(Stored items)

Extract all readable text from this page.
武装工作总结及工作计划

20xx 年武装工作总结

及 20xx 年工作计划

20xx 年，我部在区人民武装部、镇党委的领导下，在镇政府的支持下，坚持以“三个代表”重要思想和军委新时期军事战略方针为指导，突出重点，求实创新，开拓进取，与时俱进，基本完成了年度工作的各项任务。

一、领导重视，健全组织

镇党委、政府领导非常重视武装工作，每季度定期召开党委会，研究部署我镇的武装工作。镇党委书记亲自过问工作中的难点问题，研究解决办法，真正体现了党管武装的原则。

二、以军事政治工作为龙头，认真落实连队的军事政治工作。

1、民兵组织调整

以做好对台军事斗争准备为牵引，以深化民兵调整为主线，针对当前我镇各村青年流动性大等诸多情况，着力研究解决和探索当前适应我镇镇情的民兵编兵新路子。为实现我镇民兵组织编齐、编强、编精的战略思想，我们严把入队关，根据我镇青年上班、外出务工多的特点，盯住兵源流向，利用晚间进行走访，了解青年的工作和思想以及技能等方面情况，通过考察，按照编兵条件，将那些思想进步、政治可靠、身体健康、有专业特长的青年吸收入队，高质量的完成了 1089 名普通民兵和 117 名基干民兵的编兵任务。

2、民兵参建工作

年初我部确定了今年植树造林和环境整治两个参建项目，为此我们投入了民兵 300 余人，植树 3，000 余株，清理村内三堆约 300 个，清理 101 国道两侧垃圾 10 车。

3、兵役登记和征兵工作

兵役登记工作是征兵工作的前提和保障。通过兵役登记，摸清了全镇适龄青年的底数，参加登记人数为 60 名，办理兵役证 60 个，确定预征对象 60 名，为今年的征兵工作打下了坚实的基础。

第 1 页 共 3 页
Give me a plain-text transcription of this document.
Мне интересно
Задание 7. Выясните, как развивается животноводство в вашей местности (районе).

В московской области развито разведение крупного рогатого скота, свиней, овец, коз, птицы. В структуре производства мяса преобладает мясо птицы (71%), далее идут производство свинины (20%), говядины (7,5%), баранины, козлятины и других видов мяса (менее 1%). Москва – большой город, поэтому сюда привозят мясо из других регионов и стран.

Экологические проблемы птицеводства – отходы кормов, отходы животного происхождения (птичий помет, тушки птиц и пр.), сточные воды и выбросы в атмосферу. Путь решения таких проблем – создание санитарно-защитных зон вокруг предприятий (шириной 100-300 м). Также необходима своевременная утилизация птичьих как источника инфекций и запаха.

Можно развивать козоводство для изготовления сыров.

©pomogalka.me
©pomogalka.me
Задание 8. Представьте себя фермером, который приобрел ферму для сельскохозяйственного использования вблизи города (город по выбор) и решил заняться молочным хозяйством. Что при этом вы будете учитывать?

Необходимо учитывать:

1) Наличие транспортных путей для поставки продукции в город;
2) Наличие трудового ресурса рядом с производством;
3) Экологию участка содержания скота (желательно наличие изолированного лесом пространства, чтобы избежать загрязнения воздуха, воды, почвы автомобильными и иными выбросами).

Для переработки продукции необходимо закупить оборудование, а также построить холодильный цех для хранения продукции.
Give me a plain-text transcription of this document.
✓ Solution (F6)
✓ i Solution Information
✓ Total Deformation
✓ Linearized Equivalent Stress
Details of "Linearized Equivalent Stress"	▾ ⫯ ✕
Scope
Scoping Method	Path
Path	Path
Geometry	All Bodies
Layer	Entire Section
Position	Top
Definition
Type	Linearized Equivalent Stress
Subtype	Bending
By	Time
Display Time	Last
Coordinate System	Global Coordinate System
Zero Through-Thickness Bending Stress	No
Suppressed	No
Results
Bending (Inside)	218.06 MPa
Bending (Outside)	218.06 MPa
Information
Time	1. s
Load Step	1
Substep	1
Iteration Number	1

* _Written task_:
Print the listing above in its entirety, with every line exact.

* _Response to the task_:
Extract all readable text from this page.
武装工作总结及工作计划

20xx 年武装工作总结

及 20xx 年工作计划

20xx 年，我部在区人民武装部、镇党委的领导下，在镇政府的支持下，坚持以“三个代表”重要思想和军委新时期军事战略方针为指导，突出重点，求实创新，开拓进取，与时俱进，基本完成了年度工作的各项任务。

一、领导重视，健全组织

镇党委、政府领导非常重视武装工作，每季度定期召开党委会，研究部署我镇的武装工作。镇党委书记亲自过问工作中的难点问题，研究解决办法，真正体现了党管武装的原则。

二、以军事政治工作为龙头，认真落实连队的军事政治工作。

1、民兵组织调整

以做好对台军事斗争准备为牵引，以深化民兵调整为主线，针对当前我镇各村青年流动性大等诸多情况，着力研究解决和探索当前适应我镇镇情的民兵编兵新路子。为实现我镇民兵组织编齐、编强、编精的战略思想，我们严把入队关，根据我镇青年上班、外出务工多的特点，盯住兵源流向，利用晚间进行走访，了解青年的工作和思想以及技能等方面情况，通过考察，按照编兵条件，将那些思想进步、政治可靠、身体健康、有专业特长的青年吸收入队，高质量的完成了 1089 名普通民兵和 117 名基干民兵的编兵任务。

2、民兵参建工作

年初我部确定了今年植树造林和环境整治两个参建项目，为此我们投入了民兵 300 余人，植树 3，000 余株，清理村内三堆约 300 个，清理 101 国道两侧垃圾 10 车。

3、兵役登记和征兵工作

兵役登记工作是征兵工作的前提和保障。通过兵役登记，摸清了全镇适龄青年的底数，参加登记人数为 60 名，办理兵役证 60 个，确定预征对象 60 名，为今年的征兵工作打下了坚实的基础。

第 1 页 共 3 页
Give me a plain-text transcription of this document.
Мне интересно
Задание 7. Выясните, как развивается животноводство в вашей местности (районе).

В московской области развито разведение крупного рогатого скота, свиней, овец, коз, птицы. В структуре производства мяса преобладает мясо птицы (71%), далее идут производство свинины (20%), говядины (7,5%), баранины, козлятины и других видов мяса (менее 1%). Москва – большой город, поэтому сюда привозят мясо из других регионов и стран.

Экологические проблемы птицеводства – отходы кормов, отходы животного происхождения (птичий помет, тушки птиц и пр.), сточные воды и выбросы в атмосферу. Путь решения таких проблем – создание санитарно-защитных зон вокруг предприятий (шириной 100-300 м). Также необходима своевременная утилизация птичьих как источника инфекций и запаха.

Можно развивать козоводство для изготовления сыров.

©pomogalka.me
©pomogalka.me
Задание 8. Представьте себя фермером, который приобрел ферму для сельскохозяйственного использования вблизи города (город по выбор) и решил заняться молочным хозяйством. Что при этом вы будете учитывать?

Необходимо учитывать:

1) Наличие транспортных путей для поставки продукции в город;
2) Наличие трудового ресурса рядом с производством;
3) Экологию участка содержания скота (желательно наличие изолированного лесом пространства, чтобы избежать загрязнения воздуха, воды, почвы автомобильными и иными выбросами).

Для переработки продукции необходимо закупить оборудование, а также построить холодильный цех для хранения продукции.
Give me a plain-text transcription of this document.
✓ Solution (F6)
✓ i Solution Information
✓ Total Deformation
✓ Linearized Equivalent Stress
Details of "Linearized Equivalent Stress"	▾ ⫯ ✕
Scope
Scoping Method	Path
Path	Path
Geometry	All Bodies
Layer	Entire Section
Position	Top
Definition
Type	Linearized Equivalent Stress
Subtype	Bending
By	Time
Display Time	Last
Coordinate System	Global Coordinate System
Zero Through-Thickness Bending Stress	No
Suppressed	No
Results
Bending (Inside)	218.06 MPa
Bending (Outside)	218.06 MPa
Information
Time	1. s
Load Step	1
Substep	1
Iteration Number	1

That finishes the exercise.